DESCRIPTION OF THE TASK
Could you copy all of the lines below word for word, leaving the pictures out?

EXERCISE MATERIAL

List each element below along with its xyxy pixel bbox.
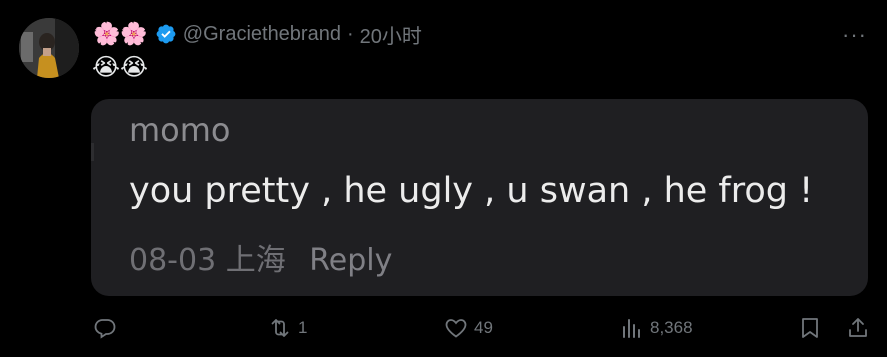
views-button[interactable]: 8,368 — [620, 316, 693, 340]
retweet-count: 1 — [298, 318, 308, 337]
share-button[interactable] — [846, 316, 870, 340]
avatar-image — [19, 18, 79, 78]
like-button[interactable]: 49 — [444, 316, 493, 340]
reply-button[interactable] — [93, 316, 123, 340]
timestamp[interactable]: 20小时 — [360, 20, 422, 49]
action-bar: 1 49 8,368 — [0, 314, 887, 346]
bookmark-button[interactable] — [798, 316, 822, 340]
avatar[interactable] — [19, 18, 79, 78]
comment-meta: 08-03 上海 Reply — [129, 235, 392, 279]
heart-icon — [445, 319, 467, 338]
bookmark-icon — [802, 318, 818, 338]
comment-reply-label: Reply — [309, 243, 393, 278]
comment-date: 08-03 — [129, 243, 217, 278]
card-edge-mark — [91, 143, 94, 161]
comment-author: momo — [129, 111, 231, 149]
flower-emoji: 🌸🌸 — [93, 21, 148, 46]
verified-badge-icon — [156, 24, 176, 44]
more-options-button[interactable]: ··· — [842, 22, 867, 48]
bar-chart-icon — [623, 319, 640, 338]
reply-icon — [94, 319, 116, 339]
comment-text: you pretty , he ugly , u swan , he frog … — [129, 171, 814, 211]
user-handle[interactable]: @Graciethebrand — [183, 23, 341, 46]
retweet-button[interactable]: 1 — [268, 316, 307, 340]
share-icon — [849, 318, 867, 337]
retweet-icon — [271, 319, 289, 337]
like-count: 49 — [474, 318, 493, 337]
comment-location: 上海 — [225, 243, 286, 278]
embedded-image[interactable]: momo you pretty , he ugly , u swan , he … — [91, 99, 868, 296]
tweet-header: 🌸🌸 @Graciethebrand · 20小时 — [93, 19, 422, 49]
view-count: 8,368 — [650, 318, 693, 337]
separator-dot: · — [346, 22, 354, 45]
tweet-text: 😭😭 — [92, 54, 149, 81]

ANSWER FOR THIS EXERCISE
List each element below along with its xyxy pixel bbox.
views-button[interactable]: 8,368 — [620, 316, 693, 340]
retweet-count: 1 — [298, 318, 308, 337]
share-button[interactable] — [846, 316, 870, 340]
avatar-image — [19, 18, 79, 78]
like-button[interactable]: 49 — [444, 316, 493, 340]
reply-button[interactable] — [93, 316, 123, 340]
timestamp[interactable]: 20小时 — [360, 20, 422, 49]
action-bar: 1 49 8,368 — [0, 314, 887, 346]
bookmark-button[interactable] — [798, 316, 822, 340]
avatar[interactable] — [19, 18, 79, 78]
comment-meta: 08-03 上海 Reply — [129, 235, 392, 279]
heart-icon — [445, 319, 467, 338]
bookmark-icon — [802, 318, 818, 338]
comment-reply-label: Reply — [309, 243, 393, 278]
comment-date: 08-03 — [129, 243, 217, 278]
card-edge-mark — [91, 143, 94, 161]
comment-author: momo — [129, 111, 231, 149]
flower-emoji: 🌸🌸 — [93, 21, 148, 46]
verified-badge-icon — [156, 24, 176, 44]
more-options-button[interactable]: ··· — [842, 22, 867, 48]
bar-chart-icon — [623, 319, 640, 338]
reply-icon — [94, 319, 116, 339]
comment-text: you pretty , he ugly , u swan , he frog … — [129, 171, 814, 211]
user-handle[interactable]: @Graciethebrand — [183, 23, 341, 46]
retweet-button[interactable]: 1 — [268, 316, 307, 340]
share-icon — [849, 318, 867, 337]
retweet-icon — [271, 319, 289, 337]
like-count: 49 — [474, 318, 493, 337]
comment-location: 上海 — [225, 243, 286, 278]
embedded-image[interactable]: momo you pretty , he ugly , u swan , he … — [91, 99, 868, 296]
tweet-header: 🌸🌸 @Graciethebrand · 20小时 — [93, 19, 422, 49]
view-count: 8,368 — [650, 318, 693, 337]
separator-dot: · — [346, 22, 354, 45]
tweet-text: 😭😭 — [92, 54, 149, 81]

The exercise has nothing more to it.